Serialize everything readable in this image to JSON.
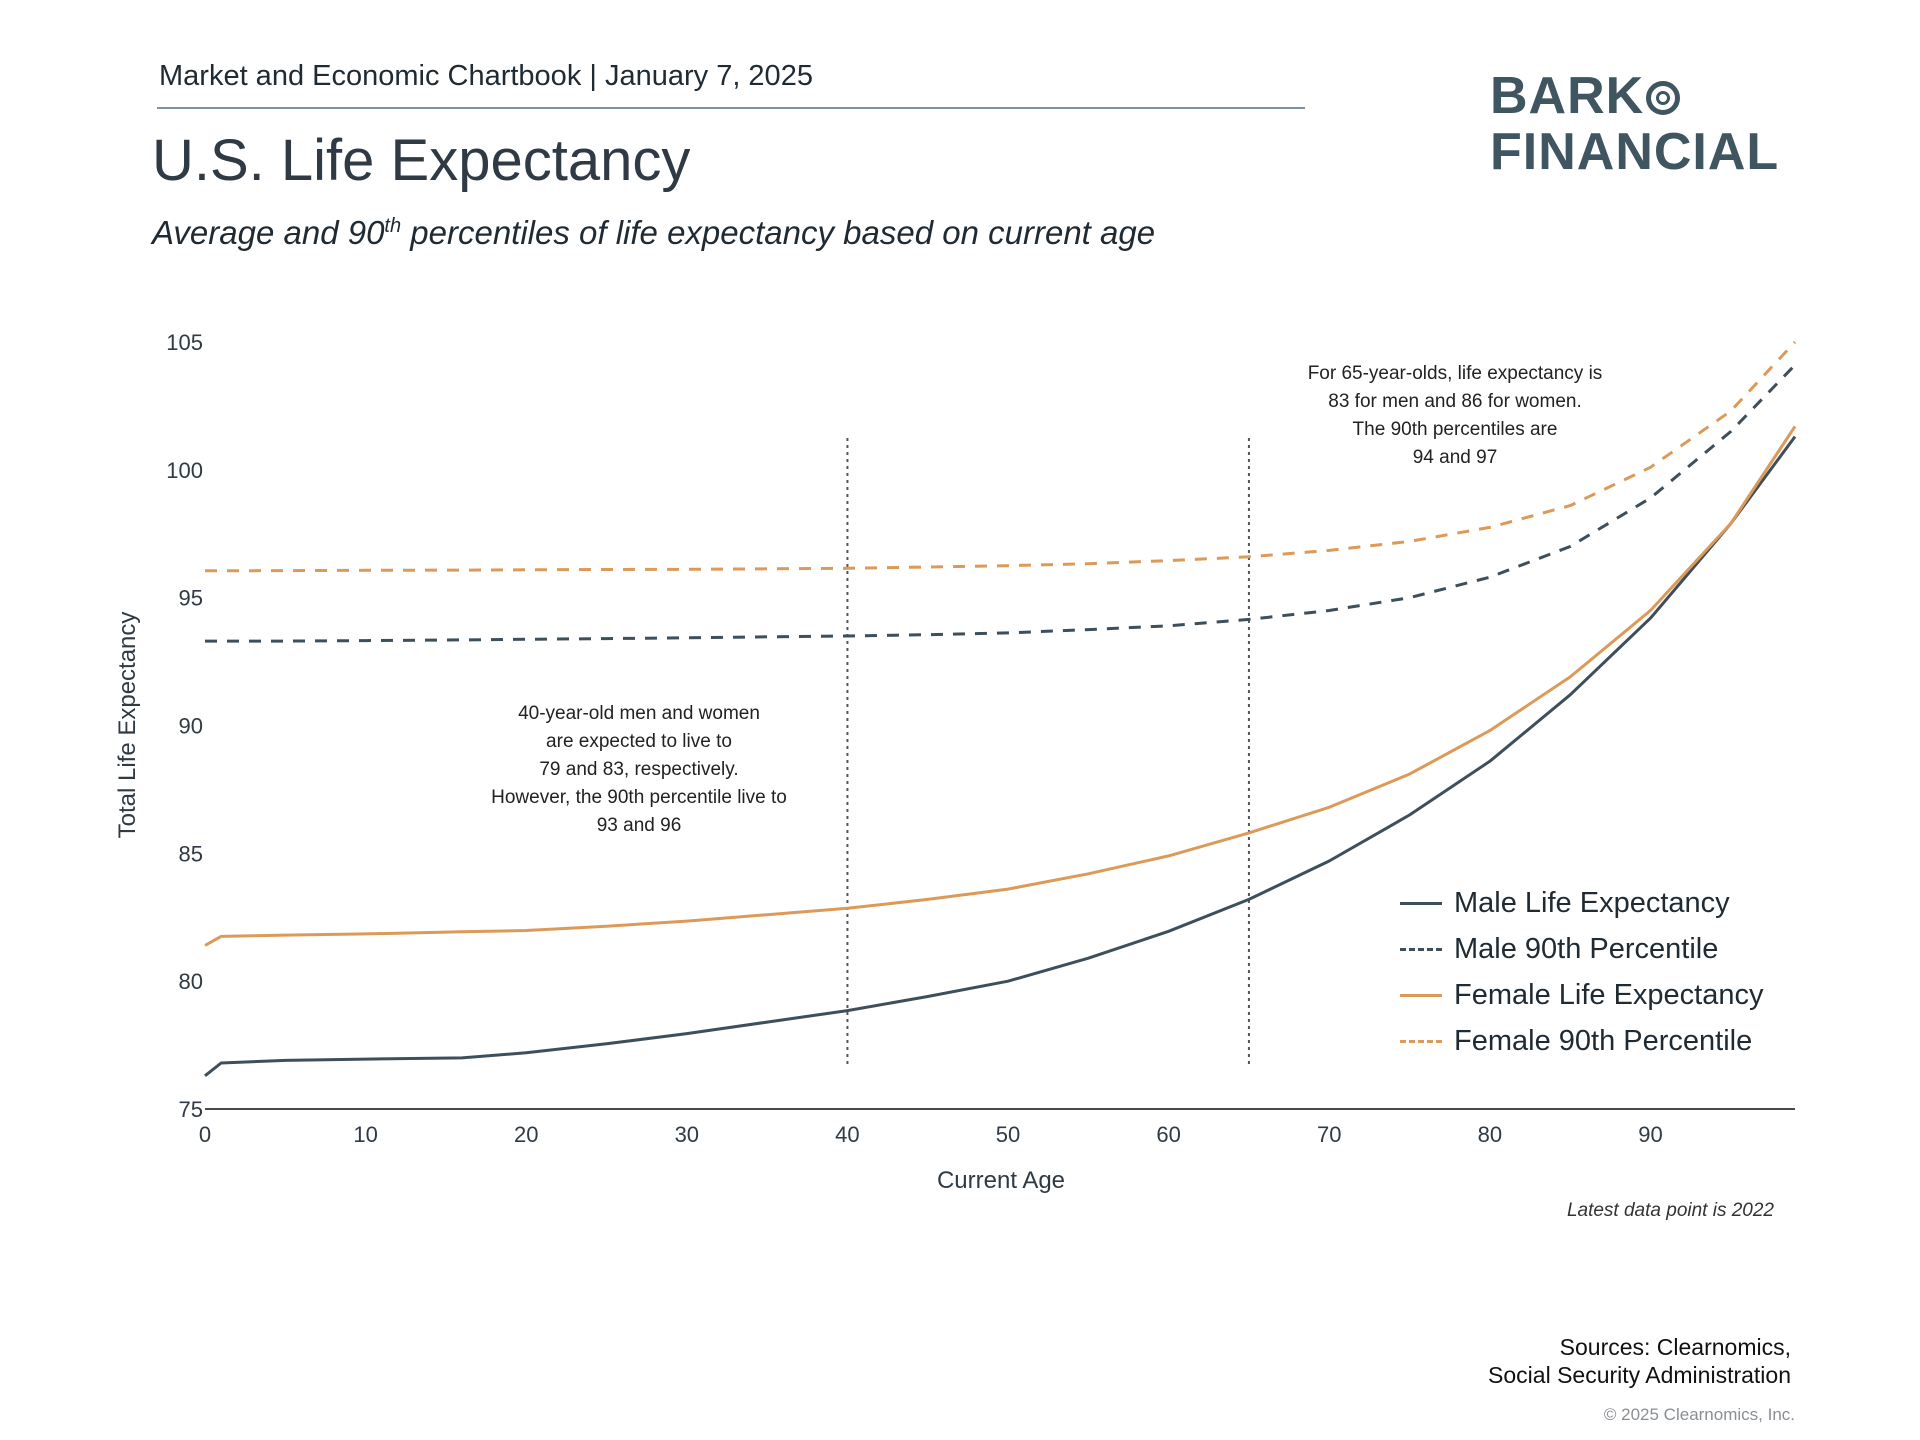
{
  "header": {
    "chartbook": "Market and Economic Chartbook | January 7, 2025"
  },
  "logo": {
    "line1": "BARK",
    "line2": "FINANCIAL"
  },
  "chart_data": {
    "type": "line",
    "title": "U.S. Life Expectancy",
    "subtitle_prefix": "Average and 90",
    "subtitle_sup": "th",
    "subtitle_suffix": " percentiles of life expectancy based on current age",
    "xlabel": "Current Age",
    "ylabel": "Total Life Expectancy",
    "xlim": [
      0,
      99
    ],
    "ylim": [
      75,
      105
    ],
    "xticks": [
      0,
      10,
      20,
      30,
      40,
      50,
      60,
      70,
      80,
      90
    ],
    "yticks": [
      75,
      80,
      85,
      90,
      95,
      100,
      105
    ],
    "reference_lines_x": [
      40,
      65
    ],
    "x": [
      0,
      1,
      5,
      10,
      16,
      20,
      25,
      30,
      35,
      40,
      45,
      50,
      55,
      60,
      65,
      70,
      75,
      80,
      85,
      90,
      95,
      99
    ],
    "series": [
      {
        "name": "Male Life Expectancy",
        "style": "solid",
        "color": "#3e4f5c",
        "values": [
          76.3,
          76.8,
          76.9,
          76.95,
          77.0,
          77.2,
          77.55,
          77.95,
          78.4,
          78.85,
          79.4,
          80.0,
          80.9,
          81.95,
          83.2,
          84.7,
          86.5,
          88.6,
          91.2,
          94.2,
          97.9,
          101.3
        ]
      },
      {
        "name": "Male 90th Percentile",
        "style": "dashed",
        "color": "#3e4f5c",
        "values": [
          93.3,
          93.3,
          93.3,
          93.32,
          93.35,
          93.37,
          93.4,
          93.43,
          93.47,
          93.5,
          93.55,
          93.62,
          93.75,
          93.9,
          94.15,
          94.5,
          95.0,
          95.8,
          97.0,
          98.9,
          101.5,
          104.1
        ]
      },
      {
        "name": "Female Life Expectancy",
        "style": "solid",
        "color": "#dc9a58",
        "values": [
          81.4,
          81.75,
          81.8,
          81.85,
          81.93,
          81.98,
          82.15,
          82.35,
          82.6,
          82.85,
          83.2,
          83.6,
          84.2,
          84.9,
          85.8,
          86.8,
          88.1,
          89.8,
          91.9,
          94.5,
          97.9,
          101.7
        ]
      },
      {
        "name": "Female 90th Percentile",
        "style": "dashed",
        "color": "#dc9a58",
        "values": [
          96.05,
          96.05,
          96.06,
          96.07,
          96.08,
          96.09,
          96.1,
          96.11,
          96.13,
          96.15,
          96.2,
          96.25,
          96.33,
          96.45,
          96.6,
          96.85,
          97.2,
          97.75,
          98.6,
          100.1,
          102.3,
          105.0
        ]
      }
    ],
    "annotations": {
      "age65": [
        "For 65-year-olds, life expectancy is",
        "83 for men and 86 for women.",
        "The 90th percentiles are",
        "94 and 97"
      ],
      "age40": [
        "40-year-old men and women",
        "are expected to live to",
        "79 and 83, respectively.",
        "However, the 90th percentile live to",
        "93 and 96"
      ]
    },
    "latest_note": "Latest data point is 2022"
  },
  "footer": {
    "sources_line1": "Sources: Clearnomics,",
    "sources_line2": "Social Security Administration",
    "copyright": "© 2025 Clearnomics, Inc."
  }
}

====================

_What you should do:_ Repeat the records word for word. Any picture in them should be left out.

_Final result:_
Serialize everything readable in this image to JSON.
{
  "header": {
    "chartbook": "Market and Economic Chartbook | January 7, 2025"
  },
  "logo": {
    "line1": "BARK",
    "line2": "FINANCIAL"
  },
  "chart_data": {
    "type": "line",
    "title": "U.S. Life Expectancy",
    "subtitle_prefix": "Average and 90",
    "subtitle_sup": "th",
    "subtitle_suffix": " percentiles of life expectancy based on current age",
    "xlabel": "Current Age",
    "ylabel": "Total Life Expectancy",
    "xlim": [
      0,
      99
    ],
    "ylim": [
      75,
      105
    ],
    "xticks": [
      0,
      10,
      20,
      30,
      40,
      50,
      60,
      70,
      80,
      90
    ],
    "yticks": [
      75,
      80,
      85,
      90,
      95,
      100,
      105
    ],
    "reference_lines_x": [
      40,
      65
    ],
    "x": [
      0,
      1,
      5,
      10,
      16,
      20,
      25,
      30,
      35,
      40,
      45,
      50,
      55,
      60,
      65,
      70,
      75,
      80,
      85,
      90,
      95,
      99
    ],
    "series": [
      {
        "name": "Male Life Expectancy",
        "style": "solid",
        "color": "#3e4f5c",
        "values": [
          76.3,
          76.8,
          76.9,
          76.95,
          77.0,
          77.2,
          77.55,
          77.95,
          78.4,
          78.85,
          79.4,
          80.0,
          80.9,
          81.95,
          83.2,
          84.7,
          86.5,
          88.6,
          91.2,
          94.2,
          97.9,
          101.3
        ]
      },
      {
        "name": "Male 90th Percentile",
        "style": "dashed",
        "color": "#3e4f5c",
        "values": [
          93.3,
          93.3,
          93.3,
          93.32,
          93.35,
          93.37,
          93.4,
          93.43,
          93.47,
          93.5,
          93.55,
          93.62,
          93.75,
          93.9,
          94.15,
          94.5,
          95.0,
          95.8,
          97.0,
          98.9,
          101.5,
          104.1
        ]
      },
      {
        "name": "Female Life Expectancy",
        "style": "solid",
        "color": "#dc9a58",
        "values": [
          81.4,
          81.75,
          81.8,
          81.85,
          81.93,
          81.98,
          82.15,
          82.35,
          82.6,
          82.85,
          83.2,
          83.6,
          84.2,
          84.9,
          85.8,
          86.8,
          88.1,
          89.8,
          91.9,
          94.5,
          97.9,
          101.7
        ]
      },
      {
        "name": "Female 90th Percentile",
        "style": "dashed",
        "color": "#dc9a58",
        "values": [
          96.05,
          96.05,
          96.06,
          96.07,
          96.08,
          96.09,
          96.1,
          96.11,
          96.13,
          96.15,
          96.2,
          96.25,
          96.33,
          96.45,
          96.6,
          96.85,
          97.2,
          97.75,
          98.6,
          100.1,
          102.3,
          105.0
        ]
      }
    ],
    "annotations": {
      "age65": [
        "For 65-year-olds, life expectancy is",
        "83 for men and 86 for women.",
        "The 90th percentiles are",
        "94 and 97"
      ],
      "age40": [
        "40-year-old men and women",
        "are expected to live to",
        "79 and 83, respectively.",
        "However, the 90th percentile live to",
        "93 and 96"
      ]
    },
    "latest_note": "Latest data point is 2022"
  },
  "footer": {
    "sources_line1": "Sources: Clearnomics,",
    "sources_line2": "Social Security Administration",
    "copyright": "© 2025 Clearnomics, Inc."
  }
}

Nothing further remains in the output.